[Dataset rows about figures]
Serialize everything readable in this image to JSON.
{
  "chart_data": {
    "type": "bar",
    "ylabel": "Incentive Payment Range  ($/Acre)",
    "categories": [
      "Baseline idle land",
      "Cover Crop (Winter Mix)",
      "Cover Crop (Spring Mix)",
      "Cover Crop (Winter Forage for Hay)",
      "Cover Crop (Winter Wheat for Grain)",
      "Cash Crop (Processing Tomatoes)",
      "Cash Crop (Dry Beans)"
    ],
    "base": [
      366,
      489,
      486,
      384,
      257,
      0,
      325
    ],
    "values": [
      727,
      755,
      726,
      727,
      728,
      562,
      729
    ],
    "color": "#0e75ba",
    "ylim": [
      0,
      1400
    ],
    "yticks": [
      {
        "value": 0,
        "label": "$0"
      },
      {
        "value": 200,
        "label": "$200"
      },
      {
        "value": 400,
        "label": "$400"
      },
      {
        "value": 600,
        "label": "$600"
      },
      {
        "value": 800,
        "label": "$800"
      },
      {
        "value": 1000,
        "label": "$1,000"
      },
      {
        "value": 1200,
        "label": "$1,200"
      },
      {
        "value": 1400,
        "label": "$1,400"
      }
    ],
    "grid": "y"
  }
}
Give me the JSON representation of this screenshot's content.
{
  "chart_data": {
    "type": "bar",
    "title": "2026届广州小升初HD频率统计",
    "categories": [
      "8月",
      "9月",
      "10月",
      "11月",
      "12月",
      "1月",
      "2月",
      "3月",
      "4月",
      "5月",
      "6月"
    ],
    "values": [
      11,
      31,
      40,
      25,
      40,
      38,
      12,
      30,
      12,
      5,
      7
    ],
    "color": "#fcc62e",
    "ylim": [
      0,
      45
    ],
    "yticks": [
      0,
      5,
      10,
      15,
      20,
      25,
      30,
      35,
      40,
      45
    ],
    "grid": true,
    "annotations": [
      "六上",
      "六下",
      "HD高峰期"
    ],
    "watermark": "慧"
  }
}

## What to do
Looking at the records above, tally the lines holding "JSON" and reply with that number only.

## Result below
2